## SHORT TASK
Take each line containing "Demanda" and report it exactly as written.
-- Start of RECORD LIST --
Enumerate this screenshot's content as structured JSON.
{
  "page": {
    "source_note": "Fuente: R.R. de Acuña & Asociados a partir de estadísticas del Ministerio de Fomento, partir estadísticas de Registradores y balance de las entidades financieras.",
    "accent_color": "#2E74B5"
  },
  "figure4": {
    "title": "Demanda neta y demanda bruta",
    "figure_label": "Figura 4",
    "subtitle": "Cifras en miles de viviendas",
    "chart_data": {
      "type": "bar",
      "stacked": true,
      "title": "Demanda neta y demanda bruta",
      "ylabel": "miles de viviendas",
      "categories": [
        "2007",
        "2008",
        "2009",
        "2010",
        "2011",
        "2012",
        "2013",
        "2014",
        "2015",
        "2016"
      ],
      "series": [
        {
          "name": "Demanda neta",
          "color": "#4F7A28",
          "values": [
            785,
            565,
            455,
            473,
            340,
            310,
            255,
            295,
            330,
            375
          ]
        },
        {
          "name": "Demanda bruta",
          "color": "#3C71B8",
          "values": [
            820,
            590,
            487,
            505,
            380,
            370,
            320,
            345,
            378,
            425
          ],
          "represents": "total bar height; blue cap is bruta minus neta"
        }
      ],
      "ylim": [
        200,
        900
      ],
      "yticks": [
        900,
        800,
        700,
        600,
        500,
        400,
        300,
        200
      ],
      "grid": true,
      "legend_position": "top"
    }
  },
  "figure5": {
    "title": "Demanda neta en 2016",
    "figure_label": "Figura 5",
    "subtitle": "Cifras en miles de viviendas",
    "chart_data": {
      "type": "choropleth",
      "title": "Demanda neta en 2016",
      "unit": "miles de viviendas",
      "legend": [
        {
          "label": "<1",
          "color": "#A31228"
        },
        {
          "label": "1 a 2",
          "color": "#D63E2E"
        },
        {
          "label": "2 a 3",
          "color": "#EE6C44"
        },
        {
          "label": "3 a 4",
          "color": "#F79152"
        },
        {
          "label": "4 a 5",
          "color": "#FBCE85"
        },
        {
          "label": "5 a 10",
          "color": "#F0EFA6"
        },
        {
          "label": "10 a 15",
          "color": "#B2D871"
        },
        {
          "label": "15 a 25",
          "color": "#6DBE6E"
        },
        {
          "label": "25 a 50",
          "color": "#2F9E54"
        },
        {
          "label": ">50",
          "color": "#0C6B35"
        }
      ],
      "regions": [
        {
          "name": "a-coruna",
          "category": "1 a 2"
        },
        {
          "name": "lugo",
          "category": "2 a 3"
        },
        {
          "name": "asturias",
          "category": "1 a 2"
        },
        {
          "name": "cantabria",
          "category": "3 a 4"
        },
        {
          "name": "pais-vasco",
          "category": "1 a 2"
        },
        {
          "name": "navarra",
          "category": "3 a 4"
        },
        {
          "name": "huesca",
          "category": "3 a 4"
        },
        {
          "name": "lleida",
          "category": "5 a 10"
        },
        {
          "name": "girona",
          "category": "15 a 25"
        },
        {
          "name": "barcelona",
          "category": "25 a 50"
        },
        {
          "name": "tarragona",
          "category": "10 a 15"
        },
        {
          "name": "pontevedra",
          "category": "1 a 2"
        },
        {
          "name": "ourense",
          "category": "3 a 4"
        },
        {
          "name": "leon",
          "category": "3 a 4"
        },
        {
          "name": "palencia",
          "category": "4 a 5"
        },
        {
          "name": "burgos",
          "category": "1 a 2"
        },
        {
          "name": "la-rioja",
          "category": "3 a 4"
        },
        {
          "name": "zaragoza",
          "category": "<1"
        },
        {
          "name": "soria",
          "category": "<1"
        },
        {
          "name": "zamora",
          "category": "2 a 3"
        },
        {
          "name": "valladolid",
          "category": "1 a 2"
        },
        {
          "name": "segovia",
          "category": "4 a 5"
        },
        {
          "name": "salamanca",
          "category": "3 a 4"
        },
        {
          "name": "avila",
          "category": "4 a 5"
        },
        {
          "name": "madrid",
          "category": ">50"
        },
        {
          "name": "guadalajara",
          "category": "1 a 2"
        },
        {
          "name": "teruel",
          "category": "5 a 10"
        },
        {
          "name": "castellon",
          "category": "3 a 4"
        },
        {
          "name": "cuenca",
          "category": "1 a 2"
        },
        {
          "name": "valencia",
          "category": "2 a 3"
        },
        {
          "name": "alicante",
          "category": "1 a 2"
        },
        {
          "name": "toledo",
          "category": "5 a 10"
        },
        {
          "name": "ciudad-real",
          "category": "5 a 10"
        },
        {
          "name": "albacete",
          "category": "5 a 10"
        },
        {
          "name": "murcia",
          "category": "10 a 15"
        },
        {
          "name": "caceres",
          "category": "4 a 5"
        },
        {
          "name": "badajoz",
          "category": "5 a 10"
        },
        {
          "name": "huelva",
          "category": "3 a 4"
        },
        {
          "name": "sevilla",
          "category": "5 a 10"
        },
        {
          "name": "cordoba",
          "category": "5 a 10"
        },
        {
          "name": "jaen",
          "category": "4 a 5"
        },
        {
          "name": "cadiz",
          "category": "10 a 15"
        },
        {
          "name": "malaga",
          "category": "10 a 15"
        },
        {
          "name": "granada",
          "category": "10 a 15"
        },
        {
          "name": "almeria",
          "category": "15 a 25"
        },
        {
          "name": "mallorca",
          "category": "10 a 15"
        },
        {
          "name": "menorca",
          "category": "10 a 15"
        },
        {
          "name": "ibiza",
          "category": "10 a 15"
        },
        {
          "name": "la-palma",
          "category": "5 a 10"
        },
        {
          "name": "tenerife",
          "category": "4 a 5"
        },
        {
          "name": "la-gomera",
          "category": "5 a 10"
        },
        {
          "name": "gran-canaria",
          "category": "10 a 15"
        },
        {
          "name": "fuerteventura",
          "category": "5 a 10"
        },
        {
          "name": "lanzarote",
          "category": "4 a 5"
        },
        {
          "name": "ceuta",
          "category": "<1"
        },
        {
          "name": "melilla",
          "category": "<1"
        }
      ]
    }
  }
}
-- End of RECORD LIST --
## ANSWER FOR THIS EXERCISE
    "title": "Demanda neta y demanda bruta",
      "title": "Demanda neta y demanda bruta",
          "name": "Demanda neta",
          "name": "Demanda bruta",
    "title": "Demanda neta en 2016",
      "title": "Demanda neta en 2016",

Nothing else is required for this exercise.